Data excerpts>

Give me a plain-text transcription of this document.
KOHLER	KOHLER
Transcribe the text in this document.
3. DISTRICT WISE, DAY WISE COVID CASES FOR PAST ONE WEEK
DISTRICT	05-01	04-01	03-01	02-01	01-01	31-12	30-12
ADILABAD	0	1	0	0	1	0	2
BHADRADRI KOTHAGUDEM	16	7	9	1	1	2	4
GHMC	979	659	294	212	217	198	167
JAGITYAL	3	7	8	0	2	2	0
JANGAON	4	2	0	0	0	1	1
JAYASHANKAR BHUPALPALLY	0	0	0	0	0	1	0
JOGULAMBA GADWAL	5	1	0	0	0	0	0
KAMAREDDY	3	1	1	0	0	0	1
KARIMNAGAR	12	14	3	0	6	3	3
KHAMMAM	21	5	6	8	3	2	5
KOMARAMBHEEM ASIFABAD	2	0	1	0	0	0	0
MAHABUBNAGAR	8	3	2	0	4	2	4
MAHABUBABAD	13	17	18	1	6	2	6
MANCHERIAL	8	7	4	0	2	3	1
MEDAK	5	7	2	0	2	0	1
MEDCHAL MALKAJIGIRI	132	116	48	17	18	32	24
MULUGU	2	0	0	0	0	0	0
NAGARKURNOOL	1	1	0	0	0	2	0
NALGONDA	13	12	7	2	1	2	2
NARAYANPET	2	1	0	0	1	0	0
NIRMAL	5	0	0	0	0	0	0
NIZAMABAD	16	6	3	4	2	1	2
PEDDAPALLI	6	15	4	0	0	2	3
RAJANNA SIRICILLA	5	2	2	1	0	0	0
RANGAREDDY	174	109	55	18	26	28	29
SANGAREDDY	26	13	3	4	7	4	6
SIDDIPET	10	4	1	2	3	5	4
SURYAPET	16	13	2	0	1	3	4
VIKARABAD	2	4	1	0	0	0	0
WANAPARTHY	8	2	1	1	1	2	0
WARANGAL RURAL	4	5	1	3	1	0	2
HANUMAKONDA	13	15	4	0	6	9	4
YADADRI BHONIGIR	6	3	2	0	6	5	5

Task to complete> Using the listing above, return all lines where the word "document" occurs.

Completed task>
Give me a plain-text transcription of this document.
Transcribe the text in this document.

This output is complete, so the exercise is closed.